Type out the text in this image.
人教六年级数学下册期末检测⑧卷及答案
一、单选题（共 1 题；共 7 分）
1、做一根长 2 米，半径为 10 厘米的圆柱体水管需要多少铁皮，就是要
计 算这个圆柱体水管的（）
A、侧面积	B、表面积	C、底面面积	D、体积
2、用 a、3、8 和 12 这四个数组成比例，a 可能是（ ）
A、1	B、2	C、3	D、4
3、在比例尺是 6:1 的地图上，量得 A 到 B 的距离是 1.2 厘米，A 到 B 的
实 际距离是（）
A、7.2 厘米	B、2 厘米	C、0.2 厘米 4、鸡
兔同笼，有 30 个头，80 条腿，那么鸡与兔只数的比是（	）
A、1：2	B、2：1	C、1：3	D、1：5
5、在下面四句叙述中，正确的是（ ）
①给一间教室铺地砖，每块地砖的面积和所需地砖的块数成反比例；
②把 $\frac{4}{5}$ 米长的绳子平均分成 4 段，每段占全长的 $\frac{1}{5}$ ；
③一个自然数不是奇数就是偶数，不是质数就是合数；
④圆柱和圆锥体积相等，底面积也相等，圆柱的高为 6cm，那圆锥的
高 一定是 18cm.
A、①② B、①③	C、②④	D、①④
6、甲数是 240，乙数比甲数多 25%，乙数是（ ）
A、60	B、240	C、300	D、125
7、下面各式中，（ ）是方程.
•••••
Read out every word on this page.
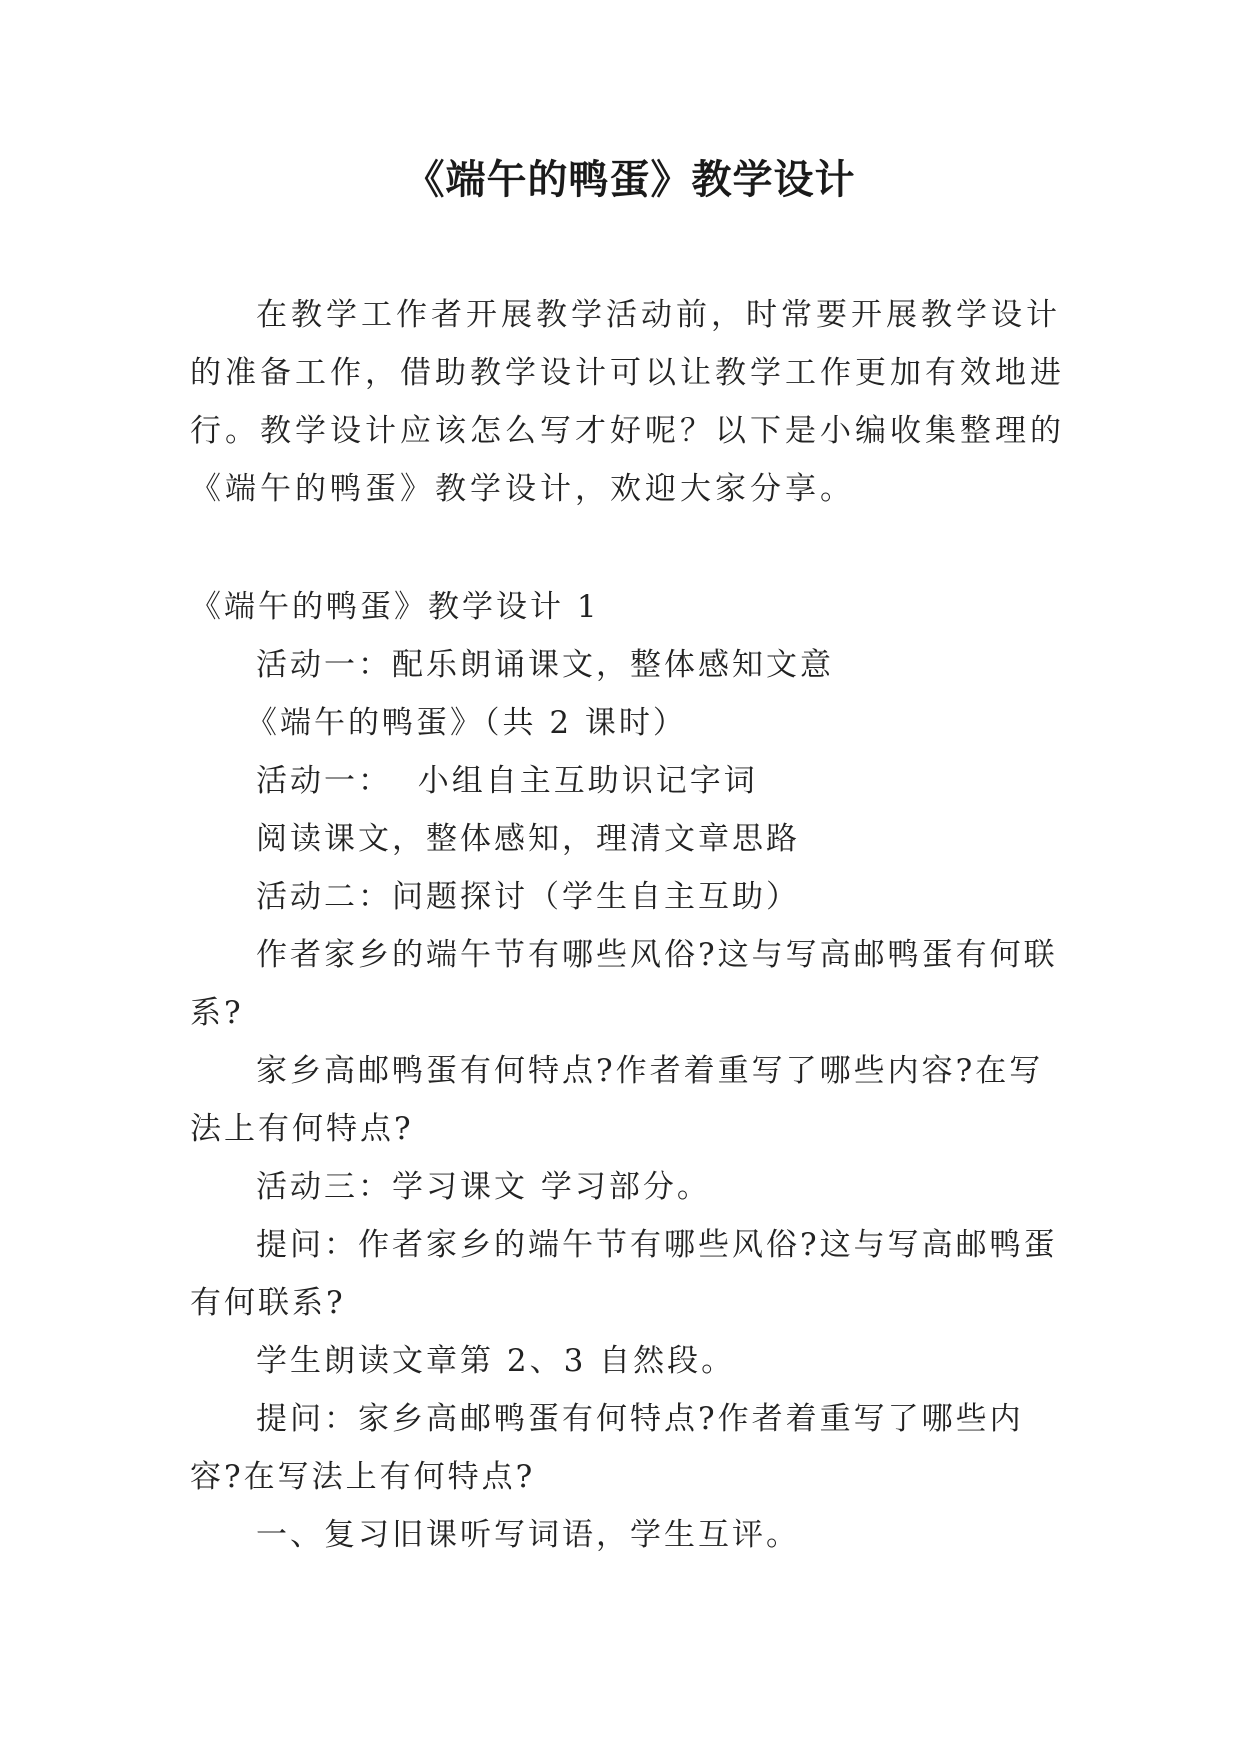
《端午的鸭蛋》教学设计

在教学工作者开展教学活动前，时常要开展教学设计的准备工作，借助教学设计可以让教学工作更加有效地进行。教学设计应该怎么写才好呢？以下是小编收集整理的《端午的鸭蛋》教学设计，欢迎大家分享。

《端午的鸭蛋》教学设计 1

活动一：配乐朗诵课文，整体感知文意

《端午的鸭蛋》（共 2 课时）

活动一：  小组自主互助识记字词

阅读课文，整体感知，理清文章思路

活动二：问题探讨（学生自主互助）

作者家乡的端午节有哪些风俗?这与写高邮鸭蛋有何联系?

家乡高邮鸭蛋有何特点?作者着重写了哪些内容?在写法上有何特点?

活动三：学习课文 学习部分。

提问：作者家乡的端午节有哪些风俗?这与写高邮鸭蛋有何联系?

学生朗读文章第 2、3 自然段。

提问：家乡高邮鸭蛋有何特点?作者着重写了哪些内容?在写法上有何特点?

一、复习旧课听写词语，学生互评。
•••••
**Aim**
List the lines of the records where "教学设计" occurs.

**Expected output**
《端午的鸭蛋》教学设计
在教学工作者开展教学活动前，时常要开展教学设计的准备工作，借助教学设计可以让教学工作更加有效地进行。教学设计应该怎么写才好呢？以下是小编收集整理的《端午的鸭蛋》教学设计，欢迎大家分享。
《端午的鸭蛋》教学设计 1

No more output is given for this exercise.